▼
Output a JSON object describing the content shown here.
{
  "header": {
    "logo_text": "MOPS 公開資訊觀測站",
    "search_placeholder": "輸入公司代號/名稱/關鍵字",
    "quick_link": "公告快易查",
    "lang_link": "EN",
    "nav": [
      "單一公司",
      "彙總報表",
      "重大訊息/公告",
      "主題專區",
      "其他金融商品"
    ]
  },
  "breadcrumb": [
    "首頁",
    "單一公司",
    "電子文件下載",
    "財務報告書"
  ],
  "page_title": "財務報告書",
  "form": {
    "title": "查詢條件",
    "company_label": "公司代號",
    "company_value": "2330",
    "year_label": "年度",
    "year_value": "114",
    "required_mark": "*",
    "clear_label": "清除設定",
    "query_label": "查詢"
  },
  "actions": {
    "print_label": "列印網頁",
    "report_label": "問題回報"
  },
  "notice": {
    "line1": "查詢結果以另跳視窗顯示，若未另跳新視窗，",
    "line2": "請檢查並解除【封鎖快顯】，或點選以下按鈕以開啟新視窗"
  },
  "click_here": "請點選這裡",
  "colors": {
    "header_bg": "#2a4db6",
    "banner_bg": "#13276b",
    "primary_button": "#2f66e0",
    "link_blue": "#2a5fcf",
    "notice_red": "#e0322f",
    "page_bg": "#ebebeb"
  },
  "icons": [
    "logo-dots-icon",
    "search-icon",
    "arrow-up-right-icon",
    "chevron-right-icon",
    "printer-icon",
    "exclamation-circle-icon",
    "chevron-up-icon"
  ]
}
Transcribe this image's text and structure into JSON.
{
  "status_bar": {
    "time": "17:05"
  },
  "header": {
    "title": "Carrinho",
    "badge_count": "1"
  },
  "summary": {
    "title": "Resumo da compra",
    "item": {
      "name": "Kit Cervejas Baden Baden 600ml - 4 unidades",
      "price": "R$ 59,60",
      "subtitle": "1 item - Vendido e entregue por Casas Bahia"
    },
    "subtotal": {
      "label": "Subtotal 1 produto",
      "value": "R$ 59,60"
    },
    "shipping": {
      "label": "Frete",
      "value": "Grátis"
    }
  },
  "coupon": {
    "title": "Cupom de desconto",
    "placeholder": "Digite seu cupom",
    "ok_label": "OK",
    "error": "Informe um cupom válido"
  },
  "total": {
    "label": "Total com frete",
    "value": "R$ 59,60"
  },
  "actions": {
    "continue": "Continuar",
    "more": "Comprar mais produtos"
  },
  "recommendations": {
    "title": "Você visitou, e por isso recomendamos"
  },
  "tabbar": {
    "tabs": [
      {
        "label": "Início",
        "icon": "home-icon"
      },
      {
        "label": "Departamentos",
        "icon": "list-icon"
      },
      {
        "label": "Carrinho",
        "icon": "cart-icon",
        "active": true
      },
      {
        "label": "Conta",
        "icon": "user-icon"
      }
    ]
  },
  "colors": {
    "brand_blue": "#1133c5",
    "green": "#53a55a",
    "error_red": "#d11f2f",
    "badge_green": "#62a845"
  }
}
▲
GIVEN TASK:
Exactly as they are written, print the entries again.

COMPLETE OUTPUT:
Output a JSON object describing the content shown here.
{
  "header": {
    "logo_text": "MOPS 公開資訊觀測站",
    "search_placeholder": "輸入公司代號/名稱/關鍵字",
    "quick_link": "公告快易查",
    "lang_link": "EN",
    "nav": [
      "單一公司",
      "彙總報表",
      "重大訊息/公告",
      "主題專區",
      "其他金融商品"
    ]
  },
  "breadcrumb": [
    "首頁",
    "單一公司",
    "電子文件下載",
    "財務報告書"
  ],
  "page_title": "財務報告書",
  "form": {
    "title": "查詢條件",
    "company_label": "公司代號",
    "company_value": "2330",
    "year_label": "年度",
    "year_value": "114",
    "required_mark": "*",
    "clear_label": "清除設定",
    "query_label": "查詢"
  },
  "actions": {
    "print_label": "列印網頁",
    "report_label": "問題回報"
  },
  "notice": {
    "line1": "查詢結果以另跳視窗顯示，若未另跳新視窗，",
    "line2": "請檢查並解除【封鎖快顯】，或點選以下按鈕以開啟新視窗"
  },
  "click_here": "請點選這裡",
  "colors": {
    "header_bg": "#2a4db6",
    "banner_bg": "#13276b",
    "primary_button": "#2f66e0",
    "link_blue": "#2a5fcf",
    "notice_red": "#e0322f",
    "page_bg": "#ebebeb"
  },
  "icons": [
    "logo-dots-icon",
    "search-icon",
    "arrow-up-right-icon",
    "chevron-right-icon",
    "printer-icon",
    "exclamation-circle-icon",
    "chevron-up-icon"
  ]
}
Transcribe this image's text and structure into JSON.
{
  "status_bar": {
    "time": "17:05"
  },
  "header": {
    "title": "Carrinho",
    "badge_count": "1"
  },
  "summary": {
    "title": "Resumo da compra",
    "item": {
      "name": "Kit Cervejas Baden Baden 600ml - 4 unidades",
      "price": "R$ 59,60",
      "subtitle": "1 item - Vendido e entregue por Casas Bahia"
    },
    "subtotal": {
      "label": "Subtotal 1 produto",
      "value": "R$ 59,60"
    },
    "shipping": {
      "label": "Frete",
      "value": "Grátis"
    }
  },
  "coupon": {
    "title": "Cupom de desconto",
    "placeholder": "Digite seu cupom",
    "ok_label": "OK",
    "error": "Informe um cupom válido"
  },
  "total": {
    "label": "Total com frete",
    "value": "R$ 59,60"
  },
  "actions": {
    "continue": "Continuar",
    "more": "Comprar mais produtos"
  },
  "recommendations": {
    "title": "Você visitou, e por isso recomendamos"
  },
  "tabbar": {
    "tabs": [
      {
        "label": "Início",
        "icon": "home-icon"
      },
      {
        "label": "Departamentos",
        "icon": "list-icon"
      },
      {
        "label": "Carrinho",
        "icon": "cart-icon",
        "active": true
      },
      {
        "label": "Conta",
        "icon": "user-icon"
      }
    ]
  },
  "colors": {
    "brand_blue": "#1133c5",
    "green": "#53a55a",
    "error_red": "#d11f2f",
    "badge_green": "#62a845"
  }
}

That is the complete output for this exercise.